#### TASK DIRECTIONS:
Below is a listing; write it out exactly and drop any images from it.

==========

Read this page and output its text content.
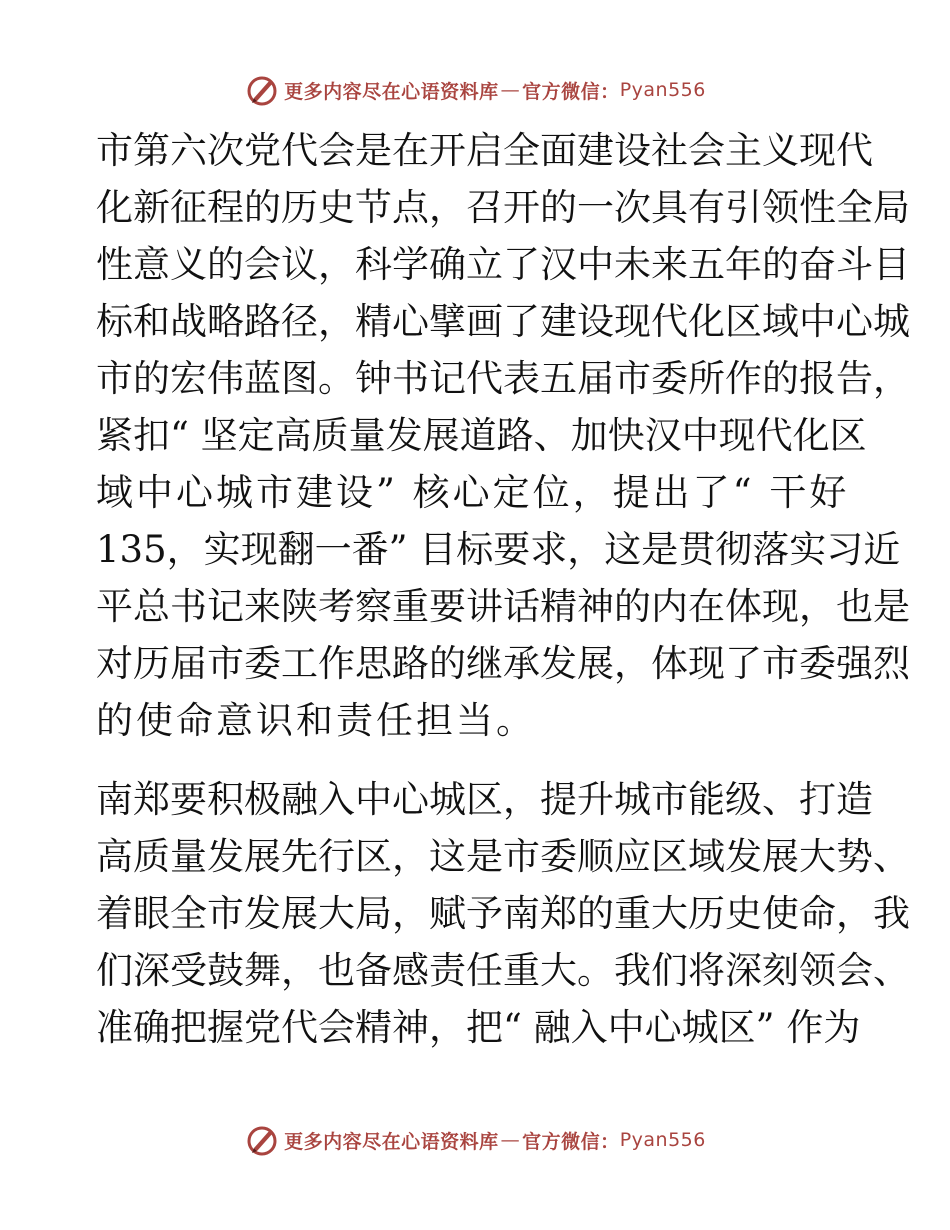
更多内容尽在心语资料库 — 官方微信： Pyan556
市第六次党代会是在开启全面建设社会主义现代
化新征程的历史节点，召开的一次具有引领性全局
性意义的会议，科学确立了汉中未来五年的奋斗目
标和战略路径，精心擘画了建设现代化区域中心城
市的宏伟蓝图。钟书记代表五届市委所作的报告，
紧扣“ 坚定高质量发展道路、加快汉中现代化区
域中心城市建设” 核心定位，提出了“ 干好
135，实现翻一番” 目标要求，这是贯彻落实习近
平总书记来陕考察重要讲话精神的内在体现，也是
对历届市委工作思路的继承发展，体现了市委强烈
的使命意识和责任担当。
南郑要积极融入中心城区，提升城市能级、打造
高质量发展先行区，这是市委顺应区域发展大势、
着眼全市发展大局，赋予南郑的重大历史使命，我
们深受鼓舞，也备感责任重大。我们将深刻领会、
准确把握党代会精神，把“ 融入中心城区” 作为
更多内容尽在心语资料库 — 官方微信： Pyan556
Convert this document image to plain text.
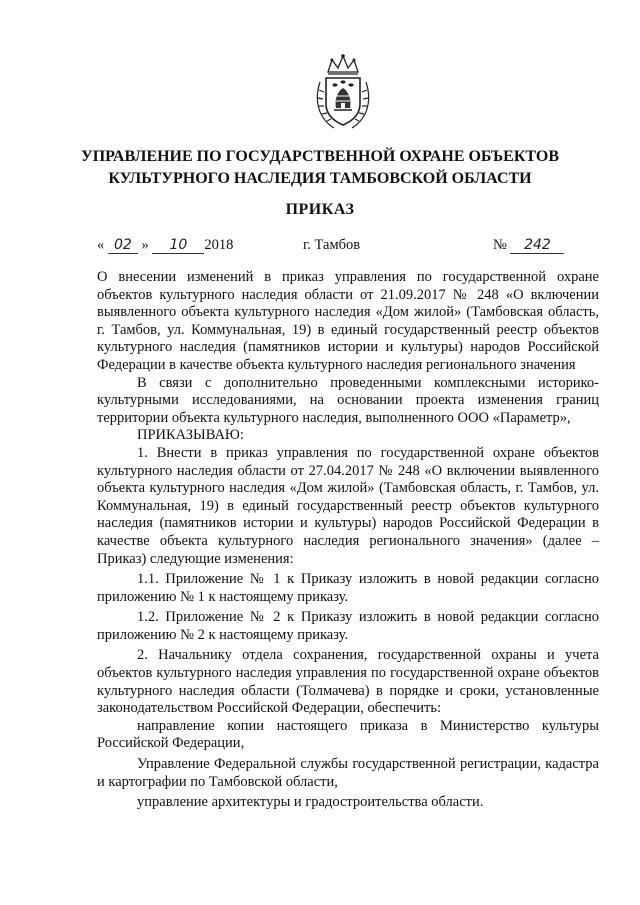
УПРАВЛЕНИЕ ПО ГОСУДАРСТВЕННОЙ ОХРАНЕ ОБЪЕКТОВ
КУЛЬТУРНОГО НАСЛЕДИЯ ТАМБОВСКОЙ ОБЛАСТИ
ПРИКАЗ
« 02 » 10 2018	г. Тамбов	№ 242

О внесении изменений в приказ управления по государственной охране объектов культурного наследия области от 21.09.2017 № 248 «О включении выявленного объекта культурного наследия «Дом жилой» (Тамбовская область, г. Тамбов, ул. Коммунальная, 19) в единый государственный реестр объектов культурного наследия (памятников истории и культуры) народов Российской Федерации в качестве объекта культурного наследия регионального значения

В связи с дополнительно проведенными комплексными историко-культурными исследованиями, на основании проекта изменения границ территории объекта культурного наследия, выполненного ООО «Параметр»,

ПРИКАЗЫВАЮ:

1. Внести в приказ управления по государственной охране объектов культурного наследия области от 27.04.2017 № 248 «О включении выявленного объекта культурного наследия «Дом жилой» (Тамбовская область, г. Тамбов, ул. Коммунальная, 19) в единый государственный реестр объектов культурного наследия (памятников истории и культуры) народов Российской Федерации в качестве объекта культурного наследия регионального значения» (далее – Приказ) следующие изменения:

1.1. Приложение № 1 к Приказу изложить в новой редакции согласно приложению № 1 к настоящему приказу.

1.2. Приложение № 2 к Приказу изложить в новой редакции согласно приложению № 2 к настоящему приказу.

2. Начальнику отдела сохранения, государственной охраны и учета объектов культурного наследия управления по государственной охране объектов культурного наследия области (Толмачева) в порядке и сроки, установленные законодательством Российской Федерации, обеспечить:

направление копии настоящего приказа в Министерство культуры Российской Федерации,

Управление Федеральной службы государственной регистрации, кадастра и картографии по Тамбовской области,

управление архитектуры и градостроительства области.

==========

#### RESPONSE TO THE EXERCISE:
Read this page and output its text content.
更多内容尽在心语资料库 — 官方微信： Pyan556
市第六次党代会是在开启全面建设社会主义现代
化新征程的历史节点，召开的一次具有引领性全局
性意义的会议，科学确立了汉中未来五年的奋斗目
标和战略路径，精心擘画了建设现代化区域中心城
市的宏伟蓝图。钟书记代表五届市委所作的报告，
紧扣“ 坚定高质量发展道路、加快汉中现代化区
域中心城市建设” 核心定位，提出了“ 干好
135，实现翻一番” 目标要求，这是贯彻落实习近
平总书记来陕考察重要讲话精神的内在体现，也是
对历届市委工作思路的继承发展，体现了市委强烈
的使命意识和责任担当。
南郑要积极融入中心城区，提升城市能级、打造
高质量发展先行区，这是市委顺应区域发展大势、
着眼全市发展大局，赋予南郑的重大历史使命，我
们深受鼓舞，也备感责任重大。我们将深刻领会、
准确把握党代会精神，把“ 融入中心城区” 作为
更多内容尽在心语资料库 — 官方微信： Pyan556
Convert this document image to plain text.
УПРАВЛЕНИЕ ПО ГОСУДАРСТВЕННОЙ ОХРАНЕ ОБЪЕКТОВ
КУЛЬТУРНОГО НАСЛЕДИЯ ТАМБОВСКОЙ ОБЛАСТИ
ПРИКАЗ
« 02 » 10 2018	г. Тамбов	№ 242

О внесении изменений в приказ управления по государственной охране объектов культурного наследия области от 21.09.2017 № 248 «О включении выявленного объекта культурного наследия «Дом жилой» (Тамбовская область, г. Тамбов, ул. Коммунальная, 19) в единый государственный реестр объектов культурного наследия (памятников истории и культуры) народов Российской Федерации в качестве объекта культурного наследия регионального значения

В связи с дополнительно проведенными комплексными историко-культурными исследованиями, на основании проекта изменения границ территории объекта культурного наследия, выполненного ООО «Параметр»,

ПРИКАЗЫВАЮ:

1. Внести в приказ управления по государственной охране объектов культурного наследия области от 27.04.2017 № 248 «О включении выявленного объекта культурного наследия «Дом жилой» (Тамбовская область, г. Тамбов, ул. Коммунальная, 19) в единый государственный реестр объектов культурного наследия (памятников истории и культуры) народов Российской Федерации в качестве объекта культурного наследия регионального значения» (далее – Приказ) следующие изменения:

1.1. Приложение № 1 к Приказу изложить в новой редакции согласно приложению № 1 к настоящему приказу.

1.2. Приложение № 2 к Приказу изложить в новой редакции согласно приложению № 2 к настоящему приказу.

2. Начальнику отдела сохранения, государственной охраны и учета объектов культурного наследия управления по государственной охране объектов культурного наследия области (Толмачева) в порядке и сроки, установленные законодательством Российской Федерации, обеспечить:

направление копии настоящего приказа в Министерство культуры Российской Федерации,

Управление Федеральной службы государственной регистрации, кадастра и картографии по Тамбовской области,

управление архитектуры и градостроительства области.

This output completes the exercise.